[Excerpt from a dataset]

-- BEGIN --

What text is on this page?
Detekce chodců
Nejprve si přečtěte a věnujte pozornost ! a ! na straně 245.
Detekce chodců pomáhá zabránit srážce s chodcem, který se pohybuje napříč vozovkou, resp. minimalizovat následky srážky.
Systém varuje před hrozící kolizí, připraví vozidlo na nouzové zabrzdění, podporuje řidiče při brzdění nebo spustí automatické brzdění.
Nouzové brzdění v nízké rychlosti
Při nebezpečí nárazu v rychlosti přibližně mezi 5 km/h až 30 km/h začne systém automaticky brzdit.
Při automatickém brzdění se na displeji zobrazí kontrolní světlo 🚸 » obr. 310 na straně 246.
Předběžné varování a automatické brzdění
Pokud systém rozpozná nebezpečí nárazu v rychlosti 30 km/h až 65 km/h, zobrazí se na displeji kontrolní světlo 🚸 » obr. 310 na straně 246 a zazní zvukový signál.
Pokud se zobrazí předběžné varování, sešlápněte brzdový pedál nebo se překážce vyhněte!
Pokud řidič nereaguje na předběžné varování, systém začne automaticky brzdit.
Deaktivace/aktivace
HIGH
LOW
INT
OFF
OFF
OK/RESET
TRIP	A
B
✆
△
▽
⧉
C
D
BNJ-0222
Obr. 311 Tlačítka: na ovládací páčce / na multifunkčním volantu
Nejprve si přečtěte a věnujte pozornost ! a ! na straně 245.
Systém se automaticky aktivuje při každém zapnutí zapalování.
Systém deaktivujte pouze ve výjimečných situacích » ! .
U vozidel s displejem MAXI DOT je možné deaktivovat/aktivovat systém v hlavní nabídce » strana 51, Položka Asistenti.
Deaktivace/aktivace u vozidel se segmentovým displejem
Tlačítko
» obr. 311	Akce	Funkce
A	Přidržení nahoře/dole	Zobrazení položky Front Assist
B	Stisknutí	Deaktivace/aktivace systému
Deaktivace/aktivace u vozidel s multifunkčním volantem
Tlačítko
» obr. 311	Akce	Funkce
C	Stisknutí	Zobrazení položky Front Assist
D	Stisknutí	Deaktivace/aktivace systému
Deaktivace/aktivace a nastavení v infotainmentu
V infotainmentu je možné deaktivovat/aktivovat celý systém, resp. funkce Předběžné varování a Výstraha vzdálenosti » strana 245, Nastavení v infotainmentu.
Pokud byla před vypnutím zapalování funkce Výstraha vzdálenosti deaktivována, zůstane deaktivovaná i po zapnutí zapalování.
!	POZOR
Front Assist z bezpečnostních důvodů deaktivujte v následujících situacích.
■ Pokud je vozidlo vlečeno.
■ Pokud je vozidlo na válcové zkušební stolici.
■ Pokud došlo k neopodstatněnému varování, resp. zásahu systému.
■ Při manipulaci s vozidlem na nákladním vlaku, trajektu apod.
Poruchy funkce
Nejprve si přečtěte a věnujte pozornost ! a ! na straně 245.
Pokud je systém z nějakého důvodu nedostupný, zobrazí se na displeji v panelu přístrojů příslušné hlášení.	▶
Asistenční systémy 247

-- END --

Short task =>
Find the lines with the string "deaktivovat" and reproduce them.

Answer for the task =>
U vozidel s displejem MAXI DOT je možné deaktivovat/aktivovat systém v hlavní nabídce » strana 51, Položka Asistenti.
V infotainmentu je možné deaktivovat/aktivovat celý systém, resp. funkce Předběžné varování a Výstraha vzdálenosti » strana 245, Nastavení v infotainmentu.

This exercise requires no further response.